── DATASET ROWS ──

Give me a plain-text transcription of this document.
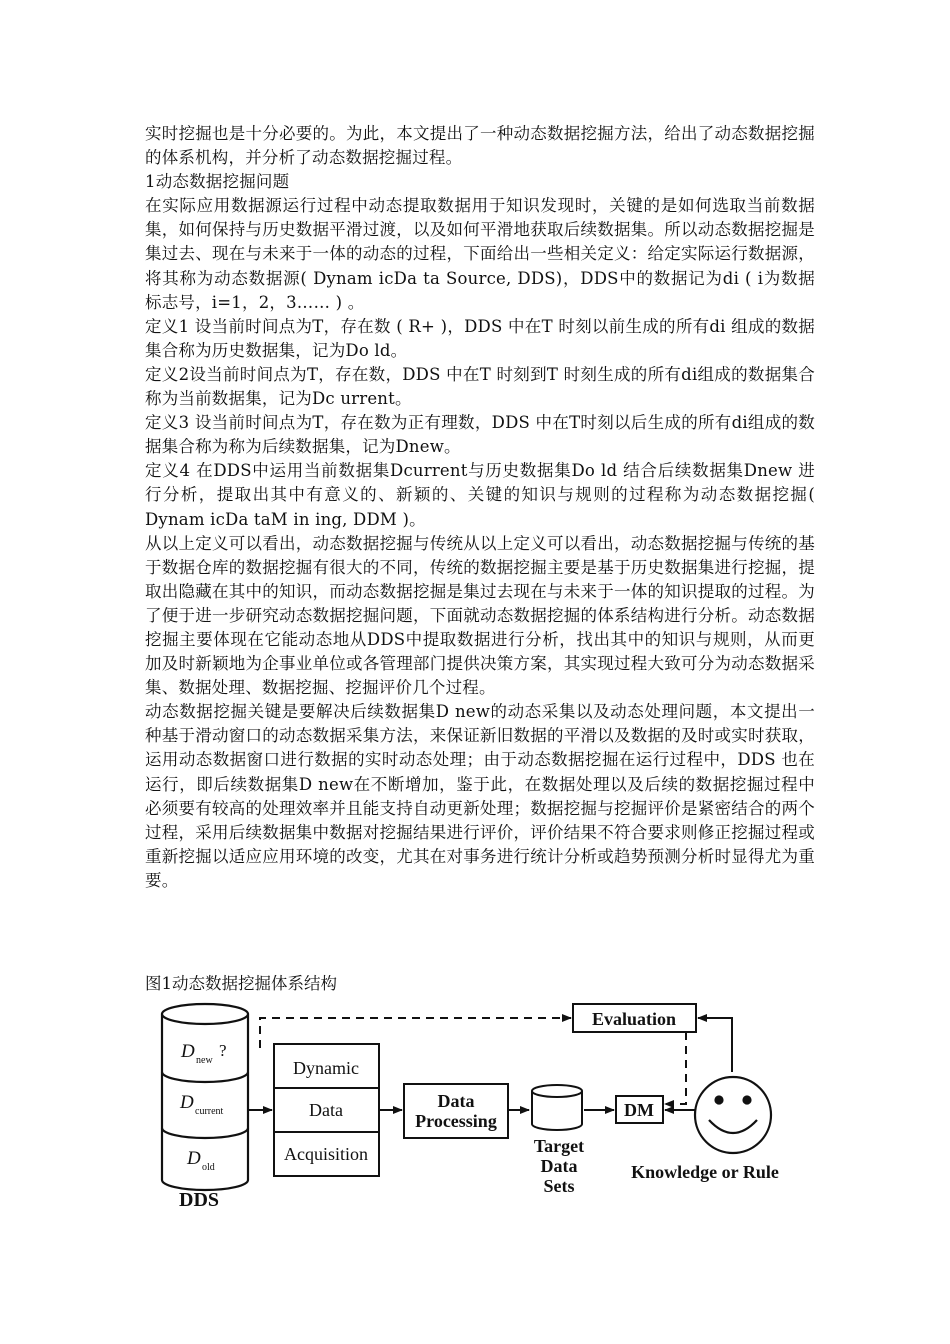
实时挖掘也是十分必要的。为此，本文提出了一种动态数据挖掘方法，给出了动态数据挖掘的体系机构，并分析了动态数据挖掘过程。

1动态数据挖掘问题

在实际应用数据源运行过程中动态提取数据用于知识发现时，关键的是如何选取当前数据集，如何保持与历史数据平滑过渡，以及如何平滑地获取后续数据集。所以动态数据挖掘是集过去、现在与未来于一体的动态的过程，下面给出一些相关定义：给定实际运行数据源，将其称为动态数据源( Dynam icDa ta Source, DDS)，DDS中的数据记为di ( i为数据标志号，i=1，2，3…… ) 。

定义1 设当前时间点为T，存在数 ( R+ )，DDS 中在T 时刻以前生成的所有di 组成的数据集合称为历史数据集，记为Do ld。

定义2设当前时间点为T，存在数，DDS 中在T 时刻到T 时刻生成的所有di组成的数据集合称为当前数据集，记为Dc urrent。

定义3 设当前时间点为T，存在数为正有理数，DDS 中在T时刻以后生成的所有di组成的数据集合称为称为后续数据集，记为Dnew。

定义4 在DDS中运用当前数据集Dcurrent与历史数据集Do ld 结合后续数据集Dnew 进行分析，提取出其中有意义的、新颖的、关键的知识与规则的过程称为动态数据挖掘( Dynam icDa taM in ing, DDM )。

从以上定义可以看出，动态数据挖掘与传统从以上定义可以看出，动态数据挖掘与传统的基于数据仓库的数据挖掘有很大的不同，传统的数据挖掘主要是基于历史数据集进行挖掘，提取出隐藏在其中的知识，而动态数据挖掘是集过去现在与未来于一体的知识提取的过程。为了便于进一步研究动态数据挖掘问题，下面就动态数据挖掘的体系结构进行分析。动态数据挖掘主要体现在它能动态地从DDS中提取数据进行分析，找出其中的知识与规则，从而更加及时新颖地为企事业单位或各管理部门提供决策方案，其实现过程大致可分为动态数据采集、数据处理、数据挖掘、挖掘评价几个过程。

动态数据挖掘关键是要解决后续数据集D new的动态采集以及动态处理问题，本文提出一种基于滑动窗口的动态数据采集方法，来保证新旧数据的平滑以及数据的及时或实时获取，运用动态数据窗口进行数据的实时动态处理；由于动态数据挖掘在运行过程中，DDS 也在运行，即后续数据集D new在不断增加，鉴于此，在数据处理以及后续的数据挖掘过程中必须要有较高的处理效率并且能支持自动更新处理；数据挖掘与挖掘评价是紧密结合的两个过程，采用后续数据集中数据对挖掘结果进行评价，评价结果不符合要求则修正挖掘过程或重新挖掘以适应应用环境的改变，尤其在对事务进行统计分析或趋势预测分析时显得尤为重要。

图1动态数据挖掘体系结构
D new
?
D current
D old
DDS
Dynamic
Data
Acquisition
Data
Processing
Target
Data
Sets
DM
Evaluation
Knowledge or Rule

───

WHAT IS ASKED: Using the listing, copy every line where the word "icDa" shows up.

SOLVED PROBLEM:
在实际应用数据源运行过程中动态提取数据用于知识发现时，关键的是如何选取当前数据集，如何保持与历史数据平滑过渡，以及如何平滑地获取后续数据集。所以动态数据挖掘是集过去、现在与未来于一体的动态的过程，下面给出一些相关定义：给定实际运行数据源，将其称为动态数据源( Dynam icDa ta Source, DDS)，DDS中的数据记为di ( i为数据标志号，i=1，2，3…… ) 。
定义4 在DDS中运用当前数据集Dcurrent与历史数据集Do ld 结合后续数据集Dnew 进行分析，提取出其中有意义的、新颖的、关键的知识与规则的过程称为动态数据挖掘( Dynam icDa taM in ing, DDM )。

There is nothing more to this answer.